WHAT TO PRODUCE: Write out each line exactly as it stands, please.

DATA SHOWN:
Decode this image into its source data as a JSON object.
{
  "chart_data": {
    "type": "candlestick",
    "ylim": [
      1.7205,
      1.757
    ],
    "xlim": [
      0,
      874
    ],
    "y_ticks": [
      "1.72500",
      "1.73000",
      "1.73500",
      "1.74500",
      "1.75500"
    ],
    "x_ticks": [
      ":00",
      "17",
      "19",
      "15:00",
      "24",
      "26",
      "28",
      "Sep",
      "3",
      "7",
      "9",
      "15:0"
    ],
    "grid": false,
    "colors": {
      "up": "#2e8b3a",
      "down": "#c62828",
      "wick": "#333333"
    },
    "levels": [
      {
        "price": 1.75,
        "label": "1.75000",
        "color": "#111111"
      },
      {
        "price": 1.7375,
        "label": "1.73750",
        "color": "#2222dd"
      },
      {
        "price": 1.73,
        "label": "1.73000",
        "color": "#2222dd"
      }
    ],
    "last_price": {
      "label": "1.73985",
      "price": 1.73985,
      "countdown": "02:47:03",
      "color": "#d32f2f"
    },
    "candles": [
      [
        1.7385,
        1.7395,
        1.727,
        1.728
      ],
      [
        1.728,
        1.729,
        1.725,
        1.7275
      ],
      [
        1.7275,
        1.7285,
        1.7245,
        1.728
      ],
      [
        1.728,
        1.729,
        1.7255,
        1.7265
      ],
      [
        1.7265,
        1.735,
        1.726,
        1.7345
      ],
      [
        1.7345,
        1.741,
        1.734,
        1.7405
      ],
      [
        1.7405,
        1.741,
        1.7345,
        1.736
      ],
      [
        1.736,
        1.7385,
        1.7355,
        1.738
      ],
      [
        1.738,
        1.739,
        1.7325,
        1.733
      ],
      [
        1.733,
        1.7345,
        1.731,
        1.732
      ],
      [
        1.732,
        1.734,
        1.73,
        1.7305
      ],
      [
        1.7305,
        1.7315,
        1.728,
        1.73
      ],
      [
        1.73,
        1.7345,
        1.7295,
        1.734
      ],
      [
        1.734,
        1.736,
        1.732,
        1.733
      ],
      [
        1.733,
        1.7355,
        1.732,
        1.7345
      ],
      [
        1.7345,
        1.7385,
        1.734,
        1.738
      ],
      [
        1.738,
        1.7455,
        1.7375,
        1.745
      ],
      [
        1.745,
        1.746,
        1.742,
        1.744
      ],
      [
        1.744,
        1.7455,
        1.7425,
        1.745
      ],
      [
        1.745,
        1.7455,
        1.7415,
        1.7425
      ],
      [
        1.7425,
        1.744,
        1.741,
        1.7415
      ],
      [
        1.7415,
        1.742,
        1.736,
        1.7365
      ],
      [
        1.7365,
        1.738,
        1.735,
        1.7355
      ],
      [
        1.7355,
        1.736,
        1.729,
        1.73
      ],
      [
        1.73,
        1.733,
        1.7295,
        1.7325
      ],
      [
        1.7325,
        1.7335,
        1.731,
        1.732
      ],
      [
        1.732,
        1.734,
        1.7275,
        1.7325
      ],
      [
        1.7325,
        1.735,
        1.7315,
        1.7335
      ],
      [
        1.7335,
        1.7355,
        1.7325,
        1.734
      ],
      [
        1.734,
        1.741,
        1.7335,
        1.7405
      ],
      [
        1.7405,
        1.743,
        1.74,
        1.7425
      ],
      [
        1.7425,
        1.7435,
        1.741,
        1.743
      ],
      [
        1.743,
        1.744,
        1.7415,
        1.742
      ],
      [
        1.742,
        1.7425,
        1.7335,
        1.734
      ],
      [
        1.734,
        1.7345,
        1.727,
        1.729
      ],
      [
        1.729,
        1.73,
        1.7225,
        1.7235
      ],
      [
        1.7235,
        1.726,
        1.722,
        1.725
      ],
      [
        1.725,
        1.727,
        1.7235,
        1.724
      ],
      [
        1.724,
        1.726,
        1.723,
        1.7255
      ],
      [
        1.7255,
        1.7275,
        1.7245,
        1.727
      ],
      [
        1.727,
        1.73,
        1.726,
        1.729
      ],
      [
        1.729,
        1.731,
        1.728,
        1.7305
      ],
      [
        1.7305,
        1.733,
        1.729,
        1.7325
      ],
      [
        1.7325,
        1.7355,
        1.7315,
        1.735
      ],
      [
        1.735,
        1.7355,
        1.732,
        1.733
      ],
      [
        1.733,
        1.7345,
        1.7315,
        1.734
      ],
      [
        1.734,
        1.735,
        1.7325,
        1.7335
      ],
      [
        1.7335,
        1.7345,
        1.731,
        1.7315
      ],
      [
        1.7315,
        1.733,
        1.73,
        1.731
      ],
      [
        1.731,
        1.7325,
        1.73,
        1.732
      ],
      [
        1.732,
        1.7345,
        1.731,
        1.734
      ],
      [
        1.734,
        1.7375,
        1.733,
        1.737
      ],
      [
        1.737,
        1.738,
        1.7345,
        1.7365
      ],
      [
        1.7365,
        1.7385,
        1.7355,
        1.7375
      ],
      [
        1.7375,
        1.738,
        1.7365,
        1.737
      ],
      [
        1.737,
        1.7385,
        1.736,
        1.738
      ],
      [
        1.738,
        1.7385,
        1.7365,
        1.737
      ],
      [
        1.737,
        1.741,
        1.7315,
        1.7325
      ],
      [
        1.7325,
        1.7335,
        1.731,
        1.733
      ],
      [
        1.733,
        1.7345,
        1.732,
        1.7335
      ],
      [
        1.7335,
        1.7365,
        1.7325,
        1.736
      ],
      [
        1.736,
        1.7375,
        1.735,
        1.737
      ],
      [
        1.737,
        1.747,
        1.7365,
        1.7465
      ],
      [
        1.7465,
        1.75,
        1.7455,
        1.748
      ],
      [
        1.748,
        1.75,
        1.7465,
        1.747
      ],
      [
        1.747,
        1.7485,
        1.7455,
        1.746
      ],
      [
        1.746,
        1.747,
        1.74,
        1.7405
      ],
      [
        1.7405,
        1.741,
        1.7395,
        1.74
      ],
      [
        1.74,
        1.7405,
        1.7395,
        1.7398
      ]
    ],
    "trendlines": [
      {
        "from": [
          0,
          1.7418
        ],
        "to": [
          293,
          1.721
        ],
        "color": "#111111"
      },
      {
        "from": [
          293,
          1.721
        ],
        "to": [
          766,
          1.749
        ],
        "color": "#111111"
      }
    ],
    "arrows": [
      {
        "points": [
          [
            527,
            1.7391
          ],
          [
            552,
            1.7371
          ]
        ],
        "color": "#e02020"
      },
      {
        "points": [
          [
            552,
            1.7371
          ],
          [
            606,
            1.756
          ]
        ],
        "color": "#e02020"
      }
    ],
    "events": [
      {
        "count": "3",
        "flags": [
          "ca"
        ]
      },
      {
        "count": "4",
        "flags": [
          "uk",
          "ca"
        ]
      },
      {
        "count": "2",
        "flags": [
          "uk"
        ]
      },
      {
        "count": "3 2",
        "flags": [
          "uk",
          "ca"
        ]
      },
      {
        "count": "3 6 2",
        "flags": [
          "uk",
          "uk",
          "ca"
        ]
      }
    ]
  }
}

CORRECT RESULT:
Decode this image into its source data as a JSON object.
{
  "chart_data": {
    "type": "candlestick",
    "ylim": [
      1.7205,
      1.757
    ],
    "xlim": [
      0,
      874
    ],
    "y_ticks": [
      "1.72500",
      "1.73000",
      "1.73500",
      "1.74500",
      "1.75500"
    ],
    "x_ticks": [
      ":00",
      "17",
      "19",
      "15:00",
      "24",
      "26",
      "28",
      "Sep",
      "3",
      "7",
      "9",
      "15:0"
    ],
    "grid": false,
    "colors": {
      "up": "#2e8b3a",
      "down": "#c62828",
      "wick": "#333333"
    },
    "levels": [
      {
        "price": 1.75,
        "label": "1.75000",
        "color": "#111111"
      },
      {
        "price": 1.7375,
        "label": "1.73750",
        "color": "#2222dd"
      },
      {
        "price": 1.73,
        "label": "1.73000",
        "color": "#2222dd"
      }
    ],
    "last_price": {
      "label": "1.73985",
      "price": 1.73985,
      "countdown": "02:47:03",
      "color": "#d32f2f"
    },
    "candles": [
      [
        1.7385,
        1.7395,
        1.727,
        1.728
      ],
      [
        1.728,
        1.729,
        1.725,
        1.7275
      ],
      [
        1.7275,
        1.7285,
        1.7245,
        1.728
      ],
      [
        1.728,
        1.729,
        1.7255,
        1.7265
      ],
      [
        1.7265,
        1.735,
        1.726,
        1.7345
      ],
      [
        1.7345,
        1.741,
        1.734,
        1.7405
      ],
      [
        1.7405,
        1.741,
        1.7345,
        1.736
      ],
      [
        1.736,
        1.7385,
        1.7355,
        1.738
      ],
      [
        1.738,
        1.739,
        1.7325,
        1.733
      ],
      [
        1.733,
        1.7345,
        1.731,
        1.732
      ],
      [
        1.732,
        1.734,
        1.73,
        1.7305
      ],
      [
        1.7305,
        1.7315,
        1.728,
        1.73
      ],
      [
        1.73,
        1.7345,
        1.7295,
        1.734
      ],
      [
        1.734,
        1.736,
        1.732,
        1.733
      ],
      [
        1.733,
        1.7355,
        1.732,
        1.7345
      ],
      [
        1.7345,
        1.7385,
        1.734,
        1.738
      ],
      [
        1.738,
        1.7455,
        1.7375,
        1.745
      ],
      [
        1.745,
        1.746,
        1.742,
        1.744
      ],
      [
        1.744,
        1.7455,
        1.7425,
        1.745
      ],
      [
        1.745,
        1.7455,
        1.7415,
        1.7425
      ],
      [
        1.7425,
        1.744,
        1.741,
        1.7415
      ],
      [
        1.7415,
        1.742,
        1.736,
        1.7365
      ],
      [
        1.7365,
        1.738,
        1.735,
        1.7355
      ],
      [
        1.7355,
        1.736,
        1.729,
        1.73
      ],
      [
        1.73,
        1.733,
        1.7295,
        1.7325
      ],
      [
        1.7325,
        1.7335,
        1.731,
        1.732
      ],
      [
        1.732,
        1.734,
        1.7275,
        1.7325
      ],
      [
        1.7325,
        1.735,
        1.7315,
        1.7335
      ],
      [
        1.7335,
        1.7355,
        1.7325,
        1.734
      ],
      [
        1.734,
        1.741,
        1.7335,
        1.7405
      ],
      [
        1.7405,
        1.743,
        1.74,
        1.7425
      ],
      [
        1.7425,
        1.7435,
        1.741,
        1.743
      ],
      [
        1.743,
        1.744,
        1.7415,
        1.742
      ],
      [
        1.742,
        1.7425,
        1.7335,
        1.734
      ],
      [
        1.734,
        1.7345,
        1.727,
        1.729
      ],
      [
        1.729,
        1.73,
        1.7225,
        1.7235
      ],
      [
        1.7235,
        1.726,
        1.722,
        1.725
      ],
      [
        1.725,
        1.727,
        1.7235,
        1.724
      ],
      [
        1.724,
        1.726,
        1.723,
        1.7255
      ],
      [
        1.7255,
        1.7275,
        1.7245,
        1.727
      ],
      [
        1.727,
        1.73,
        1.726,
        1.729
      ],
      [
        1.729,
        1.731,
        1.728,
        1.7305
      ],
      [
        1.7305,
        1.733,
        1.729,
        1.7325
      ],
      [
        1.7325,
        1.7355,
        1.7315,
        1.735
      ],
      [
        1.735,
        1.7355,
        1.732,
        1.733
      ],
      [
        1.733,
        1.7345,
        1.7315,
        1.734
      ],
      [
        1.734,
        1.735,
        1.7325,
        1.7335
      ],
      [
        1.7335,
        1.7345,
        1.731,
        1.7315
      ],
      [
        1.7315,
        1.733,
        1.73,
        1.731
      ],
      [
        1.731,
        1.7325,
        1.73,
        1.732
      ],
      [
        1.732,
        1.7345,
        1.731,
        1.734
      ],
      [
        1.734,
        1.7375,
        1.733,
        1.737
      ],
      [
        1.737,
        1.738,
        1.7345,
        1.7365
      ],
      [
        1.7365,
        1.7385,
        1.7355,
        1.7375
      ],
      [
        1.7375,
        1.738,
        1.7365,
        1.737
      ],
      [
        1.737,
        1.7385,
        1.736,
        1.738
      ],
      [
        1.738,
        1.7385,
        1.7365,
        1.737
      ],
      [
        1.737,
        1.741,
        1.7315,
        1.7325
      ],
      [
        1.7325,
        1.7335,
        1.731,
        1.733
      ],
      [
        1.733,
        1.7345,
        1.732,
        1.7335
      ],
      [
        1.7335,
        1.7365,
        1.7325,
        1.736
      ],
      [
        1.736,
        1.7375,
        1.735,
        1.737
      ],
      [
        1.737,
        1.747,
        1.7365,
        1.7465
      ],
      [
        1.7465,
        1.75,
        1.7455,
        1.748
      ],
      [
        1.748,
        1.75,
        1.7465,
        1.747
      ],
      [
        1.747,
        1.7485,
        1.7455,
        1.746
      ],
      [
        1.746,
        1.747,
        1.74,
        1.7405
      ],
      [
        1.7405,
        1.741,
        1.7395,
        1.74
      ],
      [
        1.74,
        1.7405,
        1.7395,
        1.7398
      ]
    ],
    "trendlines": [
      {
        "from": [
          0,
          1.7418
        ],
        "to": [
          293,
          1.721
        ],
        "color": "#111111"
      },
      {
        "from": [
          293,
          1.721
        ],
        "to": [
          766,
          1.749
        ],
        "color": "#111111"
      }
    ],
    "arrows": [
      {
        "points": [
          [
            527,
            1.7391
          ],
          [
            552,
            1.7371
          ]
        ],
        "color": "#e02020"
      },
      {
        "points": [
          [
            552,
            1.7371
          ],
          [
            606,
            1.756
          ]
        ],
        "color": "#e02020"
      }
    ],
    "events": [
      {
        "count": "3",
        "flags": [
          "ca"
        ]
      },
      {
        "count": "4",
        "flags": [
          "uk",
          "ca"
        ]
      },
      {
        "count": "2",
        "flags": [
          "uk"
        ]
      },
      {
        "count": "3 2",
        "flags": [
          "uk",
          "ca"
        ]
      },
      {
        "count": "3 6 2",
        "flags": [
          "uk",
          "uk",
          "ca"
        ]
      }
    ]
  }
}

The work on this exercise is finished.